Exercise. Below is a block of data; give all of it again word for word.

Lines of data.
* START *
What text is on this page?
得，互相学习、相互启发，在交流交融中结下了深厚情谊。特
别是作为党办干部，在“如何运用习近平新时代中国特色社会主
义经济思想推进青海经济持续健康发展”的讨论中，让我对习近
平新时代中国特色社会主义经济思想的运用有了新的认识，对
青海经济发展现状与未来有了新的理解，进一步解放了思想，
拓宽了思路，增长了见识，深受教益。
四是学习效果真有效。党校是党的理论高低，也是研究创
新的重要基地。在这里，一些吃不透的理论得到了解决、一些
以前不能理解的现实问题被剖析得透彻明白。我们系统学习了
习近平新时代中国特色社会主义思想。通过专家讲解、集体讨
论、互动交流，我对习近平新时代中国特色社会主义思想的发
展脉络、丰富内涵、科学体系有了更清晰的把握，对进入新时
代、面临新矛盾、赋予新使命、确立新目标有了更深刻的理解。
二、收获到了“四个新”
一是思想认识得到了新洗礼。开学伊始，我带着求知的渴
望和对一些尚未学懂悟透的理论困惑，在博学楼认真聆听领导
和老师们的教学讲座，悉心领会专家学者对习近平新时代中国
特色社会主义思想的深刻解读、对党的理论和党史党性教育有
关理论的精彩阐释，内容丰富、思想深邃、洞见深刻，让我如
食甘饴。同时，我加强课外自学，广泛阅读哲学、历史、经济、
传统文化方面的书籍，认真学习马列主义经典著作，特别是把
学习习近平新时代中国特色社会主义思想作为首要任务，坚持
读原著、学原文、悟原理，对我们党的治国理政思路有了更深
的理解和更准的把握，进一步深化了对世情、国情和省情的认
* END *
Exercise solution.
What text is on this page?
得，互相学习、相互启发，在交流交融中结下了深厚情谊。特
别是作为党办干部，在“如何运用习近平新时代中国特色社会主
义经济思想推进青海经济持续健康发展”的讨论中，让我对习近
平新时代中国特色社会主义经济思想的运用有了新的认识，对
青海经济发展现状与未来有了新的理解，进一步解放了思想，
拓宽了思路，增长了见识，深受教益。
四是学习效果真有效。党校是党的理论高低，也是研究创
新的重要基地。在这里，一些吃不透的理论得到了解决、一些
以前不能理解的现实问题被剖析得透彻明白。我们系统学习了
习近平新时代中国特色社会主义思想。通过专家讲解、集体讨
论、互动交流，我对习近平新时代中国特色社会主义思想的发
展脉络、丰富内涵、科学体系有了更清晰的把握，对进入新时
代、面临新矛盾、赋予新使命、确立新目标有了更深刻的理解。
二、收获到了“四个新”
一是思想认识得到了新洗礼。开学伊始，我带着求知的渴
望和对一些尚未学懂悟透的理论困惑，在博学楼认真聆听领导
和老师们的教学讲座，悉心领会专家学者对习近平新时代中国
特色社会主义思想的深刻解读、对党的理论和党史党性教育有
关理论的精彩阐释，内容丰富、思想深邃、洞见深刻，让我如
食甘饴。同时，我加强课外自学，广泛阅读哲学、历史、经济、
传统文化方面的书籍，认真学习马列主义经典著作，特别是把
学习习近平新时代中国特色社会主义思想作为首要任务，坚持
读原著、学原文、悟原理，对我们党的治国理政思路有了更深
的理解和更准的把握，进一步深化了对世情、国情和省情的认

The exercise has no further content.